• Data lines
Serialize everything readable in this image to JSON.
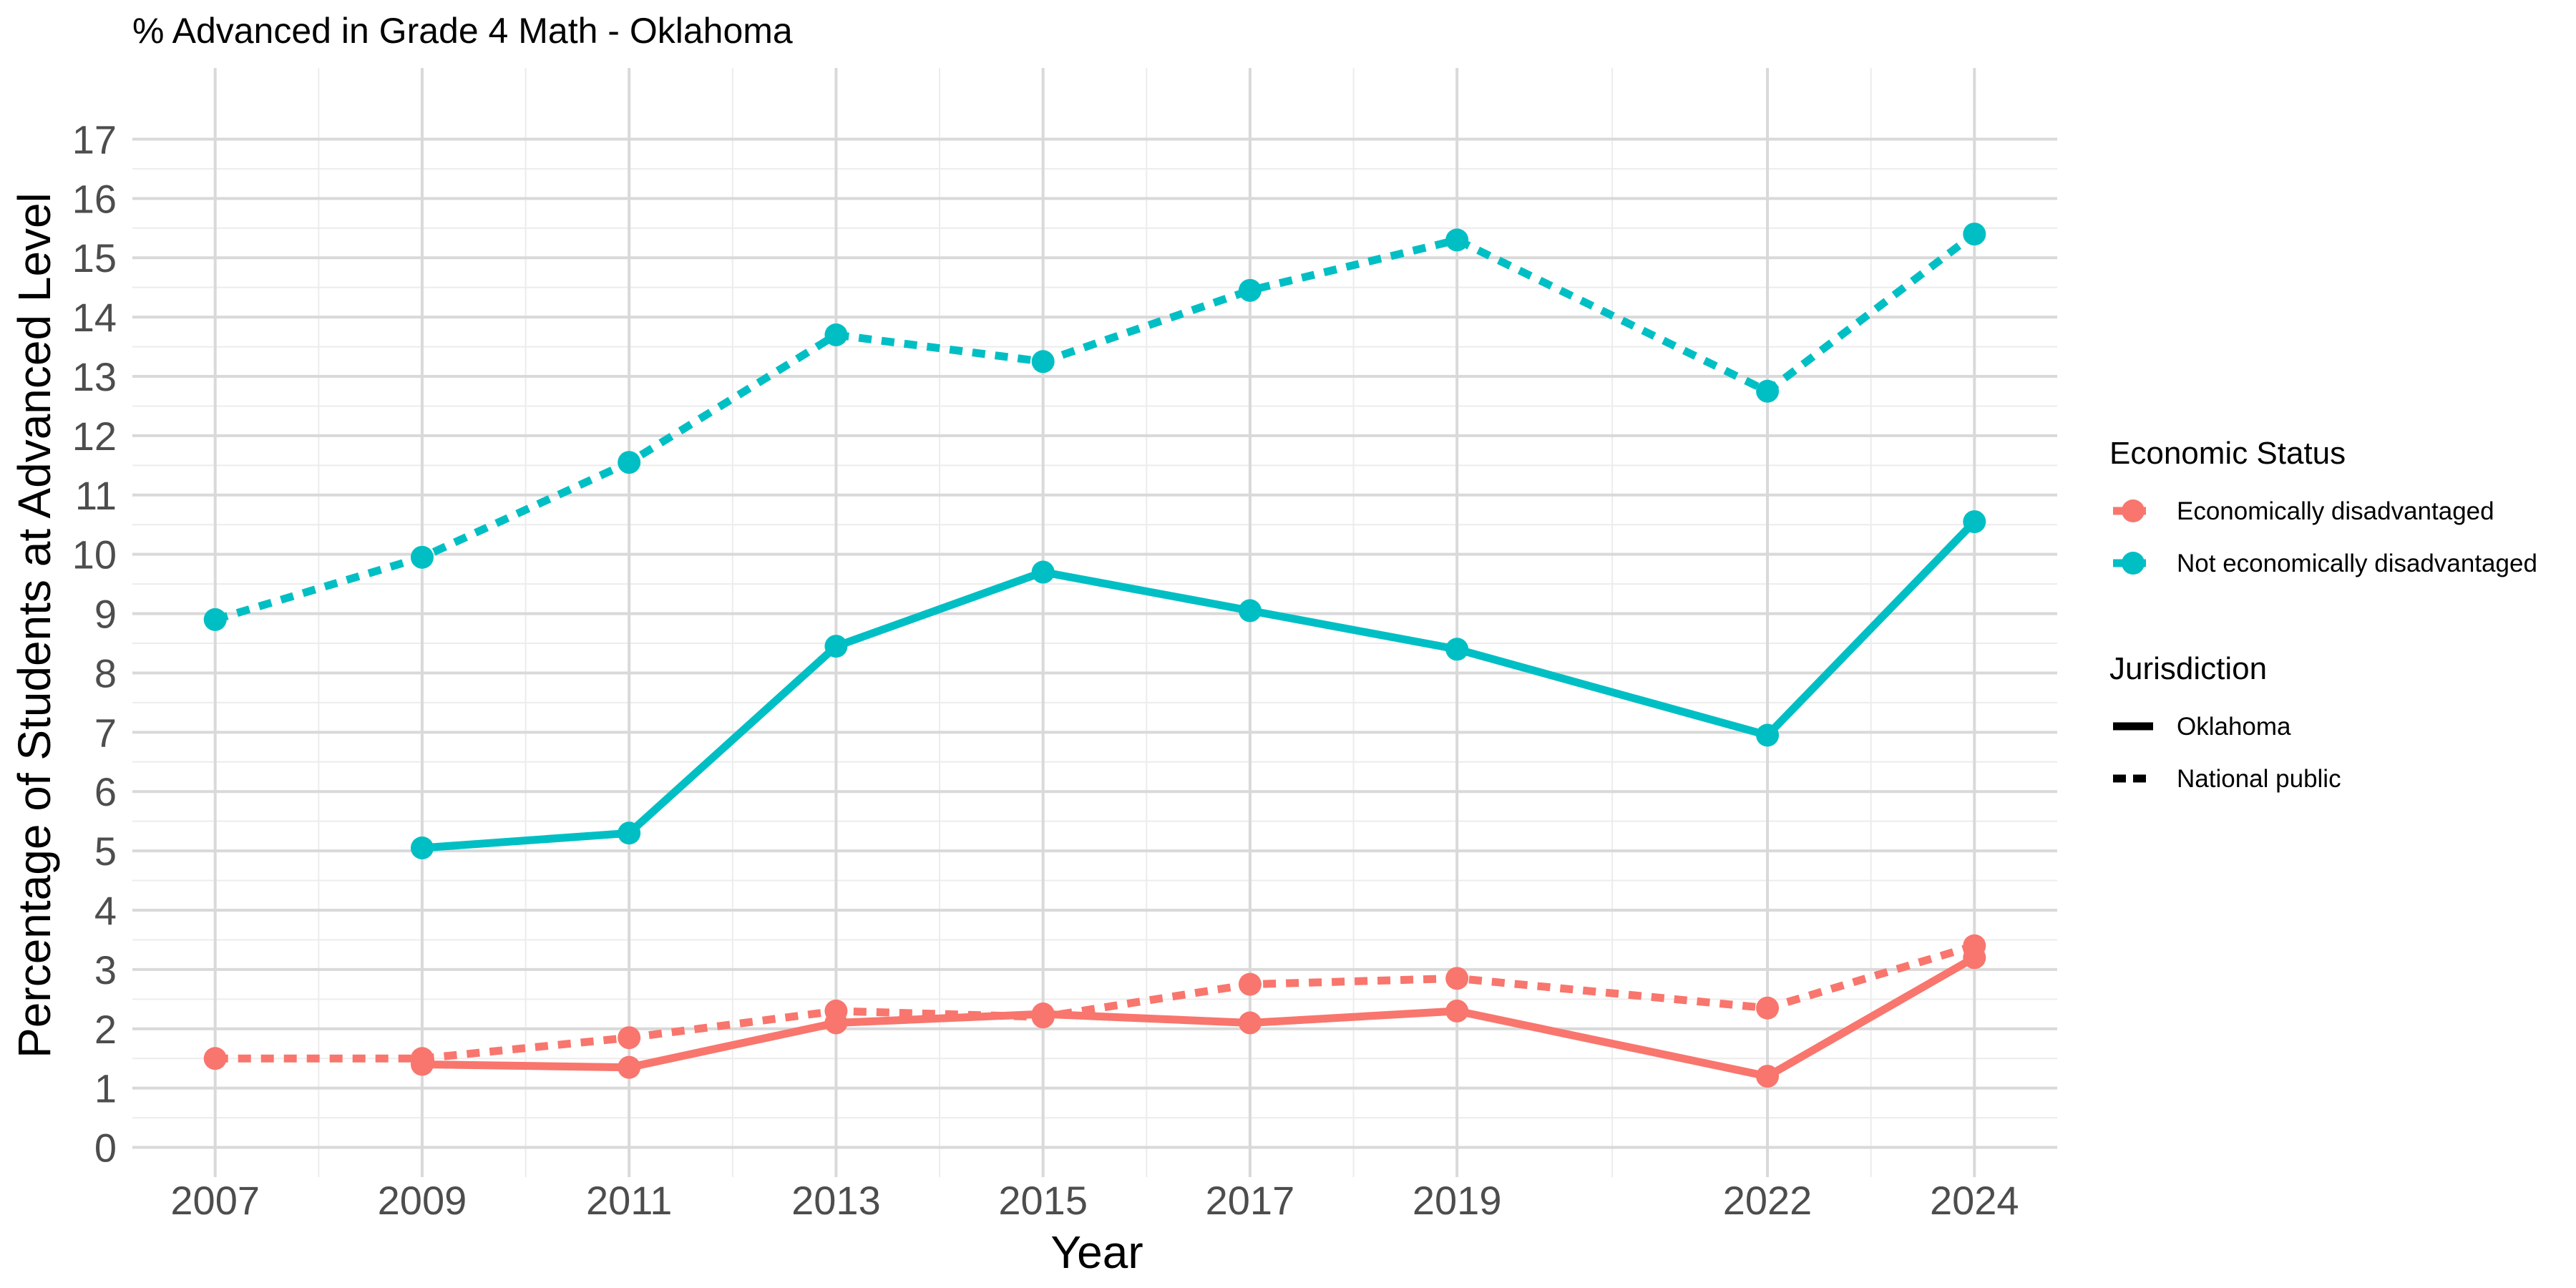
{
  "chart_data": {
    "type": "line",
    "title": "% Advanced in Grade 4 Math - Oklahoma",
    "xlabel": "Year",
    "ylabel": "Percentage of Students at Advanced Level",
    "x_ticks": [
      2007,
      2009,
      2011,
      2013,
      2015,
      2017,
      2019,
      2022,
      2024
    ],
    "y_ticks": [
      0,
      1,
      2,
      3,
      4,
      5,
      6,
      7,
      8,
      9,
      10,
      11,
      12,
      13,
      14,
      15,
      16,
      17
    ],
    "xlim": [
      2006.2,
      2024.8
    ],
    "ylim": [
      -0.5,
      18.2
    ],
    "grid": true,
    "legend_position": "right",
    "legend": {
      "color_title": "Economic Status",
      "color_items": [
        {
          "label": "Economically disadvantaged",
          "color": "#F8766D"
        },
        {
          "label": "Not economically disadvantaged",
          "color": "#00BFC4"
        }
      ],
      "linetype_title": "Jurisdiction",
      "linetype_items": [
        {
          "label": "Oklahoma",
          "dash": "solid"
        },
        {
          "label": "National public",
          "dash": "dashed"
        }
      ]
    },
    "series": [
      {
        "status": "Not economically disadvantaged",
        "jurisdiction": "National public",
        "color": "#00BFC4",
        "dash": "dashed",
        "x": [
          2007,
          2009,
          2011,
          2013,
          2015,
          2017,
          2019,
          2022,
          2024
        ],
        "values": [
          8.9,
          9.95,
          11.55,
          13.7,
          13.25,
          14.45,
          15.3,
          12.75,
          15.4
        ]
      },
      {
        "status": "Not economically disadvantaged",
        "jurisdiction": "Oklahoma",
        "color": "#00BFC4",
        "dash": "solid",
        "x": [
          2009,
          2011,
          2013,
          2015,
          2017,
          2019,
          2022,
          2024
        ],
        "values": [
          5.05,
          5.3,
          8.45,
          9.7,
          9.05,
          8.4,
          6.95,
          10.55
        ]
      },
      {
        "status": "Economically disadvantaged",
        "jurisdiction": "National public",
        "color": "#F8766D",
        "dash": "dashed",
        "x": [
          2007,
          2009,
          2011,
          2013,
          2015,
          2017,
          2019,
          2022,
          2024
        ],
        "values": [
          1.5,
          1.5,
          1.85,
          2.3,
          2.2,
          2.75,
          2.85,
          2.35,
          3.4
        ]
      },
      {
        "status": "Economically disadvantaged",
        "jurisdiction": "Oklahoma",
        "color": "#F8766D",
        "dash": "solid",
        "x": [
          2009,
          2011,
          2013,
          2015,
          2017,
          2019,
          2022,
          2024
        ],
        "values": [
          1.4,
          1.35,
          2.1,
          2.25,
          2.1,
          2.3,
          1.2,
          3.2
        ]
      }
    ]
  }
}
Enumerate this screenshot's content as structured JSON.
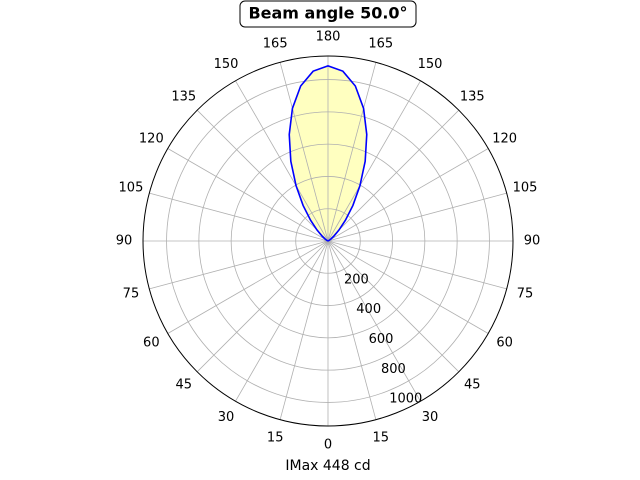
{
  "chart_data": {
    "type": "polar",
    "title": "Beam angle 50.0°",
    "xlabel": "IMax 448 cd",
    "rlim": [
      0,
      1146
    ],
    "rticks": [
      200,
      400,
      600,
      800,
      1000
    ],
    "thetaticks": [
      {
        "value": 0,
        "label": "0"
      },
      {
        "value": 15,
        "label": "15"
      },
      {
        "value": 30,
        "label": "30"
      },
      {
        "value": 45,
        "label": "45"
      },
      {
        "value": 60,
        "label": "60"
      },
      {
        "value": 75,
        "label": "75"
      },
      {
        "value": 90,
        "label": "90"
      },
      {
        "value": 105,
        "label": "105"
      },
      {
        "value": 120,
        "label": "120"
      },
      {
        "value": 135,
        "label": "135"
      },
      {
        "value": 150,
        "label": "150"
      },
      {
        "value": 165,
        "label": "165"
      },
      {
        "value": 180,
        "label": "180"
      },
      {
        "value": 195,
        "label": "165"
      },
      {
        "value": 210,
        "label": "150"
      },
      {
        "value": 225,
        "label": "135"
      },
      {
        "value": 240,
        "label": "120"
      },
      {
        "value": 255,
        "label": "105"
      },
      {
        "value": 270,
        "label": "90"
      },
      {
        "value": 285,
        "label": "75"
      },
      {
        "value": 300,
        "label": "60"
      },
      {
        "value": 315,
        "label": "45"
      },
      {
        "value": 330,
        "label": "30"
      },
      {
        "value": 345,
        "label": "15"
      }
    ],
    "grid": true,
    "series": [
      {
        "color": "#0000ff",
        "fill": "#ffffc0",
        "x": [
          90,
          95,
          100,
          105,
          110,
          115,
          120,
          125,
          130,
          135,
          140,
          145,
          150,
          155,
          160,
          165,
          170,
          175,
          180,
          185,
          190,
          195,
          200,
          205,
          210,
          215,
          220,
          225,
          230,
          235,
          240,
          245,
          250,
          255,
          260,
          265,
          270
        ],
        "values": [
          0,
          0,
          0,
          0,
          1,
          3,
          8,
          22,
          49,
          96,
          168,
          269,
          396,
          545,
          702,
          851,
          975,
          1056,
          1085,
          1056,
          975,
          851,
          702,
          545,
          396,
          269,
          168,
          96,
          49,
          22,
          8,
          3,
          1,
          0,
          0,
          0,
          0
        ]
      }
    ]
  }
}
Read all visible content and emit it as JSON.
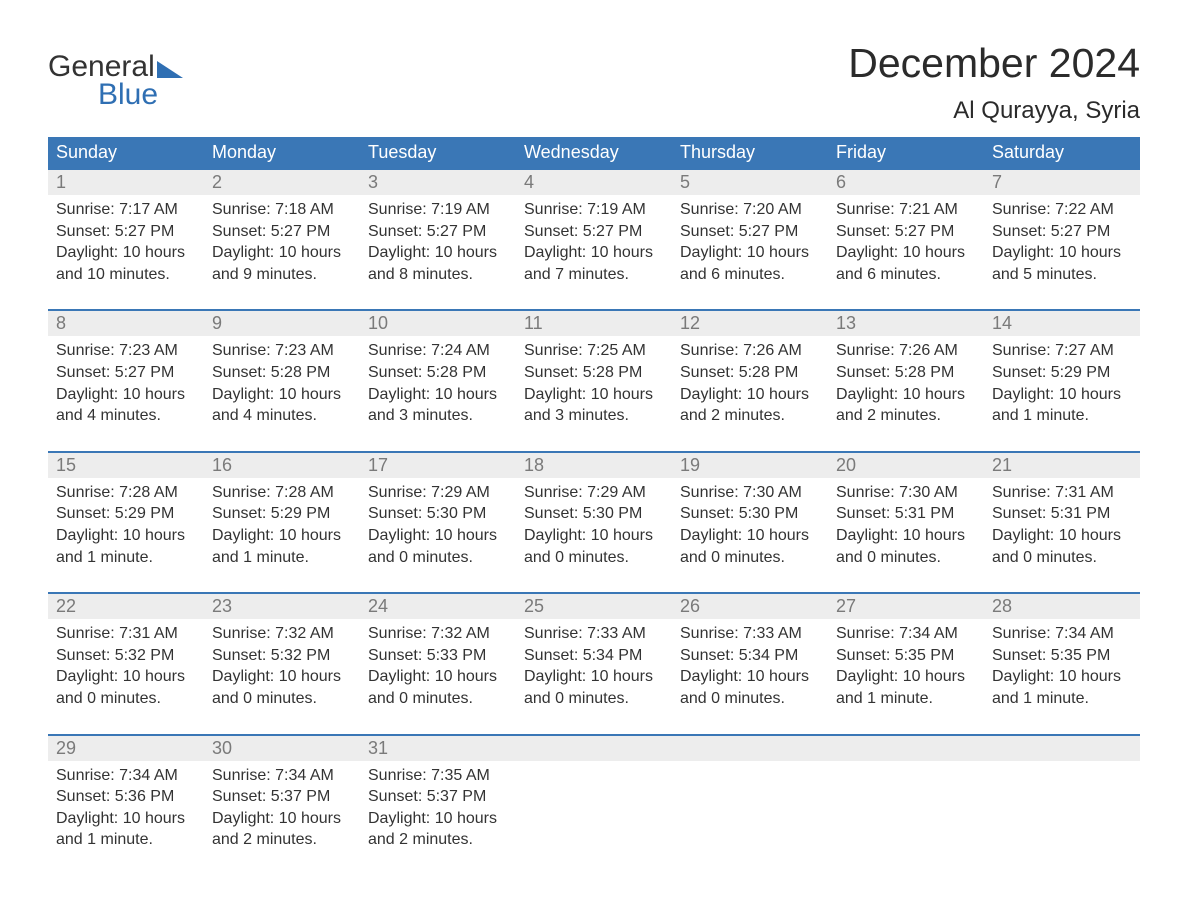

• Requirements
In the material above, tally every line with the string "Advanced" in it, then give that number alone.

• Reply
2